## WHAT IS BEING ASKED
Identify all lines in the listing that include the word "this", and copy them out.

** Start **

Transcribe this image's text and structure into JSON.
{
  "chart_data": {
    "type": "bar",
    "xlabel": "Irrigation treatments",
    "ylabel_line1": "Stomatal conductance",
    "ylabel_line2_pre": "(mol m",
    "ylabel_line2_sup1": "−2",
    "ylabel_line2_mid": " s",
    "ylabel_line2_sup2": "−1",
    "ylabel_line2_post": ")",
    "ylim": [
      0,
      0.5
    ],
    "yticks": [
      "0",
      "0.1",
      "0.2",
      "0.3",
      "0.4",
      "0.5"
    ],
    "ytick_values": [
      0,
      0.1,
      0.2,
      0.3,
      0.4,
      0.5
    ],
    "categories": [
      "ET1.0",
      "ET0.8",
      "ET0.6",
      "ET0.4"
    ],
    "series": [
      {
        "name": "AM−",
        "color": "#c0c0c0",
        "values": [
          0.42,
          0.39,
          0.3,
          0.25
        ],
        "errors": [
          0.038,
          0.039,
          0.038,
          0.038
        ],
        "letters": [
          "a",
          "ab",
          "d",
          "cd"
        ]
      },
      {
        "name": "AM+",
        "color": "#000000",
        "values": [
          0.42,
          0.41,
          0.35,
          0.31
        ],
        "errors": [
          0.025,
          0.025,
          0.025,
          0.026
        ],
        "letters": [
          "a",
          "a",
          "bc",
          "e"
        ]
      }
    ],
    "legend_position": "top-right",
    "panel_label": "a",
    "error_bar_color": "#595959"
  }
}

** End **
** Start **

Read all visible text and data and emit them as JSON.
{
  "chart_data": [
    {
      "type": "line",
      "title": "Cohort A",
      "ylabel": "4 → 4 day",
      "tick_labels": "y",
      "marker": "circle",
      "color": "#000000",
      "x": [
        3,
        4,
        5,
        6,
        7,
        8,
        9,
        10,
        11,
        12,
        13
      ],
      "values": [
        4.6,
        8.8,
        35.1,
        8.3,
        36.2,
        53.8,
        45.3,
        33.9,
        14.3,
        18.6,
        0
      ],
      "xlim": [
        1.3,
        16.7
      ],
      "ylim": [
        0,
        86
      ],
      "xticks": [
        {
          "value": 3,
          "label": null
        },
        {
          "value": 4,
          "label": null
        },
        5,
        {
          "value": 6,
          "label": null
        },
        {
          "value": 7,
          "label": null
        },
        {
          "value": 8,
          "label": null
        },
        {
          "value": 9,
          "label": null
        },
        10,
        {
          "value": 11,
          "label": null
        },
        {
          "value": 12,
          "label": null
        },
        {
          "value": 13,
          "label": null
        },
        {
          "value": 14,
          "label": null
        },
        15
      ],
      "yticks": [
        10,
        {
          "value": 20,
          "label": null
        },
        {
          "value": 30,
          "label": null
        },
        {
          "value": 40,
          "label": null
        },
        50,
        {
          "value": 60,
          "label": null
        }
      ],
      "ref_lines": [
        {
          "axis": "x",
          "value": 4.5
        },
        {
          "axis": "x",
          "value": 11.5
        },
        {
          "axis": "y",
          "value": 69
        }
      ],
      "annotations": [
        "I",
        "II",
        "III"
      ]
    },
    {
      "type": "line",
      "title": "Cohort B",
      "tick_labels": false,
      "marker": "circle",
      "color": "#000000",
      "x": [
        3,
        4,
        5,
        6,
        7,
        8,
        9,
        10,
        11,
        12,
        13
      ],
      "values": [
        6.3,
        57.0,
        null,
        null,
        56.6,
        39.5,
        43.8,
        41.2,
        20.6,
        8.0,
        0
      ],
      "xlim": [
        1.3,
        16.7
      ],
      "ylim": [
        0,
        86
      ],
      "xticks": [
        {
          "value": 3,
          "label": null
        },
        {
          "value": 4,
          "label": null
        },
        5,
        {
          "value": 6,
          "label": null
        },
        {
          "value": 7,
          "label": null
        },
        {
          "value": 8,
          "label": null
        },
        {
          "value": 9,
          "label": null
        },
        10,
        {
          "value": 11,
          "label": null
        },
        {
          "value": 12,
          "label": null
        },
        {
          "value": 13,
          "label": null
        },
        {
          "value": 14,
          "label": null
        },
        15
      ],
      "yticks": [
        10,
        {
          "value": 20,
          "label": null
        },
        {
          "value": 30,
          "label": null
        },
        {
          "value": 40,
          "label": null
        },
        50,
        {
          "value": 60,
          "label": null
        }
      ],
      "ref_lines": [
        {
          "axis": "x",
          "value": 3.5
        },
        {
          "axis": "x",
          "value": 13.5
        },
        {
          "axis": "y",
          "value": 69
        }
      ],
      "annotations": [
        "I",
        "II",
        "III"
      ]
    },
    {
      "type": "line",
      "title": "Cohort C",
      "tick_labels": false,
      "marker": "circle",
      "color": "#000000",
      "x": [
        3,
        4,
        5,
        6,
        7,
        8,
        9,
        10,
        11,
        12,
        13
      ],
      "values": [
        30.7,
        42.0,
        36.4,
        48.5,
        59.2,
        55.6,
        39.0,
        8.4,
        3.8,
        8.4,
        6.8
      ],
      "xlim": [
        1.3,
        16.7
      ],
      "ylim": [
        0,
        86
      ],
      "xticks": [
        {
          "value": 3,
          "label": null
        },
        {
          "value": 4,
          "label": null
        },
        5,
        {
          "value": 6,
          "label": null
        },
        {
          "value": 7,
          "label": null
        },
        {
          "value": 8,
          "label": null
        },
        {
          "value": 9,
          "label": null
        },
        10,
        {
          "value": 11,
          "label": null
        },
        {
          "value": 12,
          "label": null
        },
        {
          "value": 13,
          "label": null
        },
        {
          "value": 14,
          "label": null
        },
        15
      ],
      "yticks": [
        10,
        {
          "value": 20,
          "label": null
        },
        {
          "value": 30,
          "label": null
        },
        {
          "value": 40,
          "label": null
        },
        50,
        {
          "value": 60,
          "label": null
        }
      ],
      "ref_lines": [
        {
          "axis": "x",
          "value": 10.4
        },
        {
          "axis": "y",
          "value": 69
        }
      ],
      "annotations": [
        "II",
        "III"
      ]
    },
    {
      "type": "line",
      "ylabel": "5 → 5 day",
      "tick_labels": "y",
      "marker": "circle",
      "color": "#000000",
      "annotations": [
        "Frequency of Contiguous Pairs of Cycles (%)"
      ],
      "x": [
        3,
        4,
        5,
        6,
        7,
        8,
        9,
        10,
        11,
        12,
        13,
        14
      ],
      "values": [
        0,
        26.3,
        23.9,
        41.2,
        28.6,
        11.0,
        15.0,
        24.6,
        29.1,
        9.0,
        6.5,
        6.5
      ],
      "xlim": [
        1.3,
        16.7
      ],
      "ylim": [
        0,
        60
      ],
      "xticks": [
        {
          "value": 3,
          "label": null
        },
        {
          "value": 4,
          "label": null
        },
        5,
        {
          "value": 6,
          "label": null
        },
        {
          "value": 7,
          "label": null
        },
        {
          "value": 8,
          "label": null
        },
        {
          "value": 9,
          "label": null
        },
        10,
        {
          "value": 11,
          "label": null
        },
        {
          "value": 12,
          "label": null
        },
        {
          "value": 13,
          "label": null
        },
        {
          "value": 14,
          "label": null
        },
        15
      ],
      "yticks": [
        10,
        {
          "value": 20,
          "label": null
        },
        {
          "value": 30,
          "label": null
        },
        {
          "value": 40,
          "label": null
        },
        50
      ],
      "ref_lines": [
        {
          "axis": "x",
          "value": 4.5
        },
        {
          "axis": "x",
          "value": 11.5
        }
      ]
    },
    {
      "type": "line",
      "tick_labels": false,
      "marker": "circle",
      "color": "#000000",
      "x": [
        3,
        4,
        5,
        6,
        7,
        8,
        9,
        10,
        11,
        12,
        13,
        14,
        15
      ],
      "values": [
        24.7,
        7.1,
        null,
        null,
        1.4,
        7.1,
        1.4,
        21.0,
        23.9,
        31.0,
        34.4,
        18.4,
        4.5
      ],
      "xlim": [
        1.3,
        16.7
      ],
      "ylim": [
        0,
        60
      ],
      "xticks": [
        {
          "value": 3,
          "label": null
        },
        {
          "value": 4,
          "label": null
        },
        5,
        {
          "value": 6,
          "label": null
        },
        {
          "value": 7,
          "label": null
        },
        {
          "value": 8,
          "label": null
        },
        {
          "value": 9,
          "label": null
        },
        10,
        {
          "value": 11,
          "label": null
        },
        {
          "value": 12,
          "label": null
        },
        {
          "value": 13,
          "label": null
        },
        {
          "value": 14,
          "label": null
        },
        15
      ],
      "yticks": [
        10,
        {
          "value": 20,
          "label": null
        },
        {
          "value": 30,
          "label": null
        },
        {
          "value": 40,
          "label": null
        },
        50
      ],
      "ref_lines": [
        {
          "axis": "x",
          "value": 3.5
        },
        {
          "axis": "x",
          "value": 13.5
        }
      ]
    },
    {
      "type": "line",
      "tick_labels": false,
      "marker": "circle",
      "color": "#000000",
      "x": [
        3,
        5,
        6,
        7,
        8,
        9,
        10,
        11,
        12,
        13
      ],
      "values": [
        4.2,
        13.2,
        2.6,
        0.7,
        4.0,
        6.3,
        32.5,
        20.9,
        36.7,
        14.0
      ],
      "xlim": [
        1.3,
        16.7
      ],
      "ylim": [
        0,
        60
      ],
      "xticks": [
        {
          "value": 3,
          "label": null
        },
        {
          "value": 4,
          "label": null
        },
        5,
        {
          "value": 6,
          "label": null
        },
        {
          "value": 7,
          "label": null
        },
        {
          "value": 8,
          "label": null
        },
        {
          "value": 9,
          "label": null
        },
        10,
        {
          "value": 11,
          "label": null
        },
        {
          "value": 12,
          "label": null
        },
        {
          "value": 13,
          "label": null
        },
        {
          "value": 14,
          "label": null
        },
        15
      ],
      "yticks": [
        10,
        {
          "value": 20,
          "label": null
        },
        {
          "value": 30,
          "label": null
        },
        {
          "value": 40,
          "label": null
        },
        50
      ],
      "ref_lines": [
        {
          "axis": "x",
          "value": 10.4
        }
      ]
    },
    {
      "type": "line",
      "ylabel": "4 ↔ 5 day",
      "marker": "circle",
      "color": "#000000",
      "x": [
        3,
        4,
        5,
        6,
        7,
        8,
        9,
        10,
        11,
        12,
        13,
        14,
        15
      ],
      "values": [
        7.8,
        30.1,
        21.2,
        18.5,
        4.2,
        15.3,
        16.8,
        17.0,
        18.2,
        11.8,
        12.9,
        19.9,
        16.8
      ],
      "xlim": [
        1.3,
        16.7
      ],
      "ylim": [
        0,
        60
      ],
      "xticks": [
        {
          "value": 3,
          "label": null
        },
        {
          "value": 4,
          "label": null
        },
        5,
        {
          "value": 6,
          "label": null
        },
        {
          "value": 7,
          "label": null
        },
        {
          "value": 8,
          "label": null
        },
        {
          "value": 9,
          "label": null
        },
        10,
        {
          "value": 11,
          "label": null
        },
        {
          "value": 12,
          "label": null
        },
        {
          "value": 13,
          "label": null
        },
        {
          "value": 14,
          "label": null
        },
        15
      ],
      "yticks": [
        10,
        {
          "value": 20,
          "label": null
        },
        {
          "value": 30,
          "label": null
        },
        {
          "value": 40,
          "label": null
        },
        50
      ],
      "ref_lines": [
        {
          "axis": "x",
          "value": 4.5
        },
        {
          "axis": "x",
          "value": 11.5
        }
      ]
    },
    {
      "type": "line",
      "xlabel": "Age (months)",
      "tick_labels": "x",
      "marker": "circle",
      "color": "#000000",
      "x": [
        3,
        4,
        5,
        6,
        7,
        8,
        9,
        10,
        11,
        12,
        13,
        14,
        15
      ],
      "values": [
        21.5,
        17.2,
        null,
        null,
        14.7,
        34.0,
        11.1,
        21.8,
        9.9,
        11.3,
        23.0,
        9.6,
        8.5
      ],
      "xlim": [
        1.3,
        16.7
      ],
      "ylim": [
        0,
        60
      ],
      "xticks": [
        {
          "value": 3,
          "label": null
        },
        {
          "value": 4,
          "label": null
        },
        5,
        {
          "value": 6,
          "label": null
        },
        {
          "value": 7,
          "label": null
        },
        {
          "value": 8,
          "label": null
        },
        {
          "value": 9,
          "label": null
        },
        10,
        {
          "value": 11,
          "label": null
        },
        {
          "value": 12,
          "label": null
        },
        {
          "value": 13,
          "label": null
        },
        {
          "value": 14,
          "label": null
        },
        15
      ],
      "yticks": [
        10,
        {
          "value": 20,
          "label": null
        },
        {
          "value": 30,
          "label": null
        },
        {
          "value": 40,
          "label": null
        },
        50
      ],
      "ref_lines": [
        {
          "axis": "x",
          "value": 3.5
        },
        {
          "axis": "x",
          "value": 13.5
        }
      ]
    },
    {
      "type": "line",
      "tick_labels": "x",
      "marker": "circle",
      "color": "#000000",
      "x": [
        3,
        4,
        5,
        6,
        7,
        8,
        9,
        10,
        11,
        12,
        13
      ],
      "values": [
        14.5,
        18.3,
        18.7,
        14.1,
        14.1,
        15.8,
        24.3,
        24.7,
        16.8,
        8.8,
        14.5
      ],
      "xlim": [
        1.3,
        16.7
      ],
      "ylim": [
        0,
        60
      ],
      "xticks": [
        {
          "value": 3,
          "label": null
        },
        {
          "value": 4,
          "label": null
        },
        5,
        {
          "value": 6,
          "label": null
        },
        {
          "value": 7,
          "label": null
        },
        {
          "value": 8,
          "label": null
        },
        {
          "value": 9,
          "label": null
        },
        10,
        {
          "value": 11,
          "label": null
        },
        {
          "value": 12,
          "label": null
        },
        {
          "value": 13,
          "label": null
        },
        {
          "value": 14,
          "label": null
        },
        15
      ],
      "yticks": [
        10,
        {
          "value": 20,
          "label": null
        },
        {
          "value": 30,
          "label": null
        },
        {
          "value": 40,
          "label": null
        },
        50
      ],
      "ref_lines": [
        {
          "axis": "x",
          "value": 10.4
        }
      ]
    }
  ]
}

** End **
** Start **

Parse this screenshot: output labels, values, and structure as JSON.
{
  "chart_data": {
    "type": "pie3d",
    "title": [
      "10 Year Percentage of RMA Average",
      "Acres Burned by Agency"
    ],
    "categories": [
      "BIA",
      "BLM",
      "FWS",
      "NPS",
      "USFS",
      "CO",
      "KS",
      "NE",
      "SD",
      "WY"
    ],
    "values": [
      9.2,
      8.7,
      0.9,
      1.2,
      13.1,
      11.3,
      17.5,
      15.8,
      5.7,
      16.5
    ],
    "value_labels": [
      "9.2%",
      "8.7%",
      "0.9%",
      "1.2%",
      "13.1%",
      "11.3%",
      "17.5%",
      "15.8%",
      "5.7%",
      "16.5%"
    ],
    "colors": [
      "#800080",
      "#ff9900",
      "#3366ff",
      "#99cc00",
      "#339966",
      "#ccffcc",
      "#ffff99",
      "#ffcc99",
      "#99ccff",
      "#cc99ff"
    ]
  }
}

** End **

## OUTPUT OF THE TASK
Transcribe this image's text and structure into JSON.
Parse this screenshot: output labels, values, and structure as JSON.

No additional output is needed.